**Instruction**
Identify the lines that contain the word "April", then copy them.

>> Start Records to process

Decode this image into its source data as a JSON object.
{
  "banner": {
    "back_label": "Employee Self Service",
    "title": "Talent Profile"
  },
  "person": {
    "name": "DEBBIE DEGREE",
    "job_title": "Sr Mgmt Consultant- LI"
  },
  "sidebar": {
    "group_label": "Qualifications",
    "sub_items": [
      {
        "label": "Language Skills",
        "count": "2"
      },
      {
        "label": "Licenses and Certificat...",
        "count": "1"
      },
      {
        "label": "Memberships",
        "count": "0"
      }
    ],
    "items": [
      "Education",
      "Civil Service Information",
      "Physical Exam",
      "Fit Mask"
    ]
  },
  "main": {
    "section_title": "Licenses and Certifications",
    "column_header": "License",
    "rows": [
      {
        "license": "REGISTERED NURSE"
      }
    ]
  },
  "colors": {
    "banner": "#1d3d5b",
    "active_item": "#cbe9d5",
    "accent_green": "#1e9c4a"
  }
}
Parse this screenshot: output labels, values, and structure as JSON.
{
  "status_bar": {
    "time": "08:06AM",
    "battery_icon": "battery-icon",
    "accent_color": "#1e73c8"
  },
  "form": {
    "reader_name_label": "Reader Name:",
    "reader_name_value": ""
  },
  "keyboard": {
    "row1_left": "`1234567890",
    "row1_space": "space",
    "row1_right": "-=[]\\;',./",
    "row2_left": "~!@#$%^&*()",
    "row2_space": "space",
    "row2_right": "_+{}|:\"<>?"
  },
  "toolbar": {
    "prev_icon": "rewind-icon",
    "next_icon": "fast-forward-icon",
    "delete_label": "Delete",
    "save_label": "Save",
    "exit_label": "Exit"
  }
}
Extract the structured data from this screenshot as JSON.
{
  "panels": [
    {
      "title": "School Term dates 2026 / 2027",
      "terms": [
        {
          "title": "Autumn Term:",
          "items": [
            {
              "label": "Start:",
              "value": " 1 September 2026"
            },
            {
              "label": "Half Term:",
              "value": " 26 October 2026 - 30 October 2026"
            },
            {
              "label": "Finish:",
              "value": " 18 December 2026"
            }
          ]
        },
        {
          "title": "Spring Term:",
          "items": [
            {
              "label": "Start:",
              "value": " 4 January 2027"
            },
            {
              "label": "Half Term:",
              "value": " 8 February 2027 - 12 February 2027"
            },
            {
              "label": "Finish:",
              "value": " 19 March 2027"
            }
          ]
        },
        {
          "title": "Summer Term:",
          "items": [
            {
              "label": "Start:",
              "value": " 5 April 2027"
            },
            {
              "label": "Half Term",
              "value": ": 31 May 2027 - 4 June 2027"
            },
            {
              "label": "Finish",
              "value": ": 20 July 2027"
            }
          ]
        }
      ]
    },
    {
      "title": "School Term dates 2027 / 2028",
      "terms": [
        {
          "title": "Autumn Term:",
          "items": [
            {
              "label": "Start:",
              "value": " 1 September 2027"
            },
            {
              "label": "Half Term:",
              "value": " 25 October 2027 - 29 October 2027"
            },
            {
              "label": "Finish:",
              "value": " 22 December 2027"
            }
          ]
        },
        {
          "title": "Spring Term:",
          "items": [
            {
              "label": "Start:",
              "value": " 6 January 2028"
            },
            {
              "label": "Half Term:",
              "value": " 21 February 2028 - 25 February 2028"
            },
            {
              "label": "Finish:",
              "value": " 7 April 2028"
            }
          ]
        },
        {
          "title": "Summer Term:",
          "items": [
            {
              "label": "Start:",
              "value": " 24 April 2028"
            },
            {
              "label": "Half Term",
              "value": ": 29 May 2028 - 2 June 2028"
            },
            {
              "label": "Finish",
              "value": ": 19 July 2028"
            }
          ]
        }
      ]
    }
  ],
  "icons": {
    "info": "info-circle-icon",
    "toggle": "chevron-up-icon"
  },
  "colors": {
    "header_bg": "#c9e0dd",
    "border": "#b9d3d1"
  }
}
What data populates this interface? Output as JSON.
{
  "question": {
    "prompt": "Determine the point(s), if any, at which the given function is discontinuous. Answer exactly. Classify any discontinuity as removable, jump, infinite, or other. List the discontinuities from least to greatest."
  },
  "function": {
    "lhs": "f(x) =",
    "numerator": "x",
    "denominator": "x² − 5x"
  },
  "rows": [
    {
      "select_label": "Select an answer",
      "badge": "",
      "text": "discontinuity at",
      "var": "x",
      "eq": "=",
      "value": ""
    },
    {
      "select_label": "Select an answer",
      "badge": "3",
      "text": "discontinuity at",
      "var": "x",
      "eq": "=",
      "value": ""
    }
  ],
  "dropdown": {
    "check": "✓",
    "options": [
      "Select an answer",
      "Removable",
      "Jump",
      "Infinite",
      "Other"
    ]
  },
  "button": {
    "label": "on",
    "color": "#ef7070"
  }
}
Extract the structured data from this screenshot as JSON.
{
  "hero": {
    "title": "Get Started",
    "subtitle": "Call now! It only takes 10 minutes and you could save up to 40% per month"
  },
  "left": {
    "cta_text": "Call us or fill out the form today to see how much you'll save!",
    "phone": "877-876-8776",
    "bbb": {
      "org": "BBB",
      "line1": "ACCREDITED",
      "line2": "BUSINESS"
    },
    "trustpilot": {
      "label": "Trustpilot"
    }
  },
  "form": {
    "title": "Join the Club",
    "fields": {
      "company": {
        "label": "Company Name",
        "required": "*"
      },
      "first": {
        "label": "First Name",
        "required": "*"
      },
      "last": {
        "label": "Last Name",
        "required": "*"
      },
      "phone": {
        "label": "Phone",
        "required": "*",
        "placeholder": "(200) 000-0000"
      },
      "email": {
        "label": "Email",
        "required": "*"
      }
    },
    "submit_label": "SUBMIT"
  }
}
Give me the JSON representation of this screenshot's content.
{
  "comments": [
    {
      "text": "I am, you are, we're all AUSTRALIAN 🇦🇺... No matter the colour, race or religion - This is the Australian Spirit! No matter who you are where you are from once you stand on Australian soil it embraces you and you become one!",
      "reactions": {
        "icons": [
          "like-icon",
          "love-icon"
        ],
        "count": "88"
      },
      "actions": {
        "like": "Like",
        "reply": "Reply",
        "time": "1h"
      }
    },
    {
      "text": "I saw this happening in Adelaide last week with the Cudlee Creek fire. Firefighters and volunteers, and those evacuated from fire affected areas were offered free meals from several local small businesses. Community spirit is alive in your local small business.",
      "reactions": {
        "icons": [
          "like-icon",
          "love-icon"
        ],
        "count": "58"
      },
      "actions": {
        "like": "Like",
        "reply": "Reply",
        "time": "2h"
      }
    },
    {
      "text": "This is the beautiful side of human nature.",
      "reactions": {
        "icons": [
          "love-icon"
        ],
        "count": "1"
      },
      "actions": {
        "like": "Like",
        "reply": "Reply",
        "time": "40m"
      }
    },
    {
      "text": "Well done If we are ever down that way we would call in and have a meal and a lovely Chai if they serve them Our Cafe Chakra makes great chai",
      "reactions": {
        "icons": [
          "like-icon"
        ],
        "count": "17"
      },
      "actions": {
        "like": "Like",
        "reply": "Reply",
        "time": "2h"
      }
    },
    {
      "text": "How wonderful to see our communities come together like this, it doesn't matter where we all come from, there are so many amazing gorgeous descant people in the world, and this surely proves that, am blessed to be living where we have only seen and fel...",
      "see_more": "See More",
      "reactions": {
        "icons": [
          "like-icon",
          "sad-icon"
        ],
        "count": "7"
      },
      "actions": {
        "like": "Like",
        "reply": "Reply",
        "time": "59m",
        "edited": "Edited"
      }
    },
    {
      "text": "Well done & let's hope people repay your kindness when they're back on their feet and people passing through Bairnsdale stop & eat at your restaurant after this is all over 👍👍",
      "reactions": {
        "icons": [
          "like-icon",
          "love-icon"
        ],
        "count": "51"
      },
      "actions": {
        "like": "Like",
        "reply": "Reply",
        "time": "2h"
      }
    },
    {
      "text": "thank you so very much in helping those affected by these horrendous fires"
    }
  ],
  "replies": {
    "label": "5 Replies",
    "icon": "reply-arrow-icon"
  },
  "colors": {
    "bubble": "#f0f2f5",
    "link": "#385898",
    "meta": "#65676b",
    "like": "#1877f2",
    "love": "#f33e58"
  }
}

>> End Records to process

**The reply**
              "value": " 5 April 2027"
              "value": " 7 April 2028"
              "value": " 24 April 2028"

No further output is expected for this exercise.